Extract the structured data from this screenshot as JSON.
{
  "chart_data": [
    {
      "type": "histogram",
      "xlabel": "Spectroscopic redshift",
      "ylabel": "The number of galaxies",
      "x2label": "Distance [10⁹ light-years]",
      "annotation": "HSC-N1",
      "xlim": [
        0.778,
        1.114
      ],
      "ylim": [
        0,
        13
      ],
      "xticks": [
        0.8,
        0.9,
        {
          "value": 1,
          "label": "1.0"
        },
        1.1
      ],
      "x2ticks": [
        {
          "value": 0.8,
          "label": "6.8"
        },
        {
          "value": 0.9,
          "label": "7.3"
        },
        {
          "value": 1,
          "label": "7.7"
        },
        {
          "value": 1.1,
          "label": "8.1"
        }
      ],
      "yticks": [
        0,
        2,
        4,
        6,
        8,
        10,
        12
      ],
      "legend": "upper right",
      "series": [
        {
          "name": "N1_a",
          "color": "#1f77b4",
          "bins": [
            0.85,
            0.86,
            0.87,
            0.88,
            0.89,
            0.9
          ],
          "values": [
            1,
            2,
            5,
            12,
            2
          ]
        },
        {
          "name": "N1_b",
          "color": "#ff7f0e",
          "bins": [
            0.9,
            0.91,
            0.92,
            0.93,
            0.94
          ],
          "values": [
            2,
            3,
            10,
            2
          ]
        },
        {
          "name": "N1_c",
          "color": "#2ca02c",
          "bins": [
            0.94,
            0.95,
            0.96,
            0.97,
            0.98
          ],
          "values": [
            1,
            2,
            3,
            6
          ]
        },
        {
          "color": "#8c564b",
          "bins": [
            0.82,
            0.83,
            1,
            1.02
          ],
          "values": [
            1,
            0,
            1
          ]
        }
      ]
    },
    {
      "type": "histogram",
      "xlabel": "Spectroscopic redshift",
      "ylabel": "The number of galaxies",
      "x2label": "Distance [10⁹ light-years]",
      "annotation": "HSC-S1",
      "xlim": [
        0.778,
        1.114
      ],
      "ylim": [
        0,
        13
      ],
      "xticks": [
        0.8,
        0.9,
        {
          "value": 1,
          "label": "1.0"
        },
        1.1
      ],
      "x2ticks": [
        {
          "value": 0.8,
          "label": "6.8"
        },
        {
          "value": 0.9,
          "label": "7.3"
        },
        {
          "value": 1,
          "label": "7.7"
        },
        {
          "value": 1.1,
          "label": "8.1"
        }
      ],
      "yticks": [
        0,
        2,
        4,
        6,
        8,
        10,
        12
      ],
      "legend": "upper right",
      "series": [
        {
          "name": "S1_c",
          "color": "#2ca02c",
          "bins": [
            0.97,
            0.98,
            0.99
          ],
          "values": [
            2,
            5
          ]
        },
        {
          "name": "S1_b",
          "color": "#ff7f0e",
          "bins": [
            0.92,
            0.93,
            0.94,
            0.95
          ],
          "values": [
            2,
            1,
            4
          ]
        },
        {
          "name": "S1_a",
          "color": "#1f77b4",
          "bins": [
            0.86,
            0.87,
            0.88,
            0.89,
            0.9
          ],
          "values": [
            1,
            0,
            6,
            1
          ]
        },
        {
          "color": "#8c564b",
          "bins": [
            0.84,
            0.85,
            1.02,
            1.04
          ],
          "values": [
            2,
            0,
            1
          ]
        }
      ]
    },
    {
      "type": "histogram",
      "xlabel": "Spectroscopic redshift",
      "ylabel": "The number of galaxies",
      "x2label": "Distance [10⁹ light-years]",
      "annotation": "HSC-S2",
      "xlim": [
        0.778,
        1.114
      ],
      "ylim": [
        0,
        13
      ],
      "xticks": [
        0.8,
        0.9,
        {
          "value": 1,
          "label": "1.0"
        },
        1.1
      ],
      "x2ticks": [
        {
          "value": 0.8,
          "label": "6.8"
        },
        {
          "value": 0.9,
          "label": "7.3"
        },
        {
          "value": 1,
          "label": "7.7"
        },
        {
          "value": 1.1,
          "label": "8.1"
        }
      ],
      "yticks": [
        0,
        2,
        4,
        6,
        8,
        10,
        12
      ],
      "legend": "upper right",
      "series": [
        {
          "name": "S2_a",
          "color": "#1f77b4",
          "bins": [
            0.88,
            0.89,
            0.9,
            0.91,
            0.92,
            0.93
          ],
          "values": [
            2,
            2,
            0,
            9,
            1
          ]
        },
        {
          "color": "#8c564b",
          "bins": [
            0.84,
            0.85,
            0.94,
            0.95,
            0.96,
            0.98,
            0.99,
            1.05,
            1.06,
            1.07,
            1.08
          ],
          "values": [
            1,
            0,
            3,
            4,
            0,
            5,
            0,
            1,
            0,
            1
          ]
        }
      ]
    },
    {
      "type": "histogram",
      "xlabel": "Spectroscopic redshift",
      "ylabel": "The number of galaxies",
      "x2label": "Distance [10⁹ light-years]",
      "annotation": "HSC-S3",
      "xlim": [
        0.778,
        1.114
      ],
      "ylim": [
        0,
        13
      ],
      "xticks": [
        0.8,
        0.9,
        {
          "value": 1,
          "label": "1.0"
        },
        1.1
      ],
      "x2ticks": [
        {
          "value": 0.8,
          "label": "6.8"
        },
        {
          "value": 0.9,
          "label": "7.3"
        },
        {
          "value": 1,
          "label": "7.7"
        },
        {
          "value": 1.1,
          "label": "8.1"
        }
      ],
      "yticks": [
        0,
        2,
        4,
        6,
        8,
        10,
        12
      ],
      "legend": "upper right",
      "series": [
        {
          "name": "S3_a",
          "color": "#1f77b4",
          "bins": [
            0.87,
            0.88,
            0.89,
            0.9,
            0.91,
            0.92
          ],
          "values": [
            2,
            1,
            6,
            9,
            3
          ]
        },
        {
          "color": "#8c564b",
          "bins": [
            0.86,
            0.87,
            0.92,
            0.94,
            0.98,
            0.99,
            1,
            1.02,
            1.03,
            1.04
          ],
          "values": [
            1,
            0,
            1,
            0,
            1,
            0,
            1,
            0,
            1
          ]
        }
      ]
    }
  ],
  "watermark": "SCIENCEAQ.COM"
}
####################
*What this task involves*:
Copy out each line above, character for character.

*Result*:
Extract the structured data from this screenshot as JSON.
{
  "chart_data": [
    {
      "type": "histogram",
      "xlabel": "Spectroscopic redshift",
      "ylabel": "The number of galaxies",
      "x2label": "Distance [10⁹ light-years]",
      "annotation": "HSC-N1",
      "xlim": [
        0.778,
        1.114
      ],
      "ylim": [
        0,
        13
      ],
      "xticks": [
        0.8,
        0.9,
        {
          "value": 1,
          "label": "1.0"
        },
        1.1
      ],
      "x2ticks": [
        {
          "value": 0.8,
          "label": "6.8"
        },
        {
          "value": 0.9,
          "label": "7.3"
        },
        {
          "value": 1,
          "label": "7.7"
        },
        {
          "value": 1.1,
          "label": "8.1"
        }
      ],
      "yticks": [
        0,
        2,
        4,
        6,
        8,
        10,
        12
      ],
      "legend": "upper right",
      "series": [
        {
          "name": "N1_a",
          "color": "#1f77b4",
          "bins": [
            0.85,
            0.86,
            0.87,
            0.88,
            0.89,
            0.9
          ],
          "values": [
            1,
            2,
            5,
            12,
            2
          ]
        },
        {
          "name": "N1_b",
          "color": "#ff7f0e",
          "bins": [
            0.9,
            0.91,
            0.92,
            0.93,
            0.94
          ],
          "values": [
            2,
            3,
            10,
            2
          ]
        },
        {
          "name": "N1_c",
          "color": "#2ca02c",
          "bins": [
            0.94,
            0.95,
            0.96,
            0.97,
            0.98
          ],
          "values": [
            1,
            2,
            3,
            6
          ]
        },
        {
          "color": "#8c564b",
          "bins": [
            0.82,
            0.83,
            1,
            1.02
          ],
          "values": [
            1,
            0,
            1
          ]
        }
      ]
    },
    {
      "type": "histogram",
      "xlabel": "Spectroscopic redshift",
      "ylabel": "The number of galaxies",
      "x2label": "Distance [10⁹ light-years]",
      "annotation": "HSC-S1",
      "xlim": [
        0.778,
        1.114
      ],
      "ylim": [
        0,
        13
      ],
      "xticks": [
        0.8,
        0.9,
        {
          "value": 1,
          "label": "1.0"
        },
        1.1
      ],
      "x2ticks": [
        {
          "value": 0.8,
          "label": "6.8"
        },
        {
          "value": 0.9,
          "label": "7.3"
        },
        {
          "value": 1,
          "label": "7.7"
        },
        {
          "value": 1.1,
          "label": "8.1"
        }
      ],
      "yticks": [
        0,
        2,
        4,
        6,
        8,
        10,
        12
      ],
      "legend": "upper right",
      "series": [
        {
          "name": "S1_c",
          "color": "#2ca02c",
          "bins": [
            0.97,
            0.98,
            0.99
          ],
          "values": [
            2,
            5
          ]
        },
        {
          "name": "S1_b",
          "color": "#ff7f0e",
          "bins": [
            0.92,
            0.93,
            0.94,
            0.95
          ],
          "values": [
            2,
            1,
            4
          ]
        },
        {
          "name": "S1_a",
          "color": "#1f77b4",
          "bins": [
            0.86,
            0.87,
            0.88,
            0.89,
            0.9
          ],
          "values": [
            1,
            0,
            6,
            1
          ]
        },
        {
          "color": "#8c564b",
          "bins": [
            0.84,
            0.85,
            1.02,
            1.04
          ],
          "values": [
            2,
            0,
            1
          ]
        }
      ]
    },
    {
      "type": "histogram",
      "xlabel": "Spectroscopic redshift",
      "ylabel": "The number of galaxies",
      "x2label": "Distance [10⁹ light-years]",
      "annotation": "HSC-S2",
      "xlim": [
        0.778,
        1.114
      ],
      "ylim": [
        0,
        13
      ],
      "xticks": [
        0.8,
        0.9,
        {
          "value": 1,
          "label": "1.0"
        },
        1.1
      ],
      "x2ticks": [
        {
          "value": 0.8,
          "label": "6.8"
        },
        {
          "value": 0.9,
          "label": "7.3"
        },
        {
          "value": 1,
          "label": "7.7"
        },
        {
          "value": 1.1,
          "label": "8.1"
        }
      ],
      "yticks": [
        0,
        2,
        4,
        6,
        8,
        10,
        12
      ],
      "legend": "upper right",
      "series": [
        {
          "name": "S2_a",
          "color": "#1f77b4",
          "bins": [
            0.88,
            0.89,
            0.9,
            0.91,
            0.92,
            0.93
          ],
          "values": [
            2,
            2,
            0,
            9,
            1
          ]
        },
        {
          "color": "#8c564b",
          "bins": [
            0.84,
            0.85,
            0.94,
            0.95,
            0.96,
            0.98,
            0.99,
            1.05,
            1.06,
            1.07,
            1.08
          ],
          "values": [
            1,
            0,
            3,
            4,
            0,
            5,
            0,
            1,
            0,
            1
          ]
        }
      ]
    },
    {
      "type": "histogram",
      "xlabel": "Spectroscopic redshift",
      "ylabel": "The number of galaxies",
      "x2label": "Distance [10⁹ light-years]",
      "annotation": "HSC-S3",
      "xlim": [
        0.778,
        1.114
      ],
      "ylim": [
        0,
        13
      ],
      "xticks": [
        0.8,
        0.9,
        {
          "value": 1,
          "label": "1.0"
        },
        1.1
      ],
      "x2ticks": [
        {
          "value": 0.8,
          "label": "6.8"
        },
        {
          "value": 0.9,
          "label": "7.3"
        },
        {
          "value": 1,
          "label": "7.7"
        },
        {
          "value": 1.1,
          "label": "8.1"
        }
      ],
      "yticks": [
        0,
        2,
        4,
        6,
        8,
        10,
        12
      ],
      "legend": "upper right",
      "series": [
        {
          "name": "S3_a",
          "color": "#1f77b4",
          "bins": [
            0.87,
            0.88,
            0.89,
            0.9,
            0.91,
            0.92
          ],
          "values": [
            2,
            1,
            6,
            9,
            3
          ]
        },
        {
          "color": "#8c564b",
          "bins": [
            0.86,
            0.87,
            0.92,
            0.94,
            0.98,
            0.99,
            1,
            1.02,
            1.03,
            1.04
          ],
          "values": [
            1,
            0,
            1,
            0,
            1,
            0,
            1,
            0,
            1
          ]
        }
      ]
    }
  ],
  "watermark": "SCIENCEAQ.COM"
}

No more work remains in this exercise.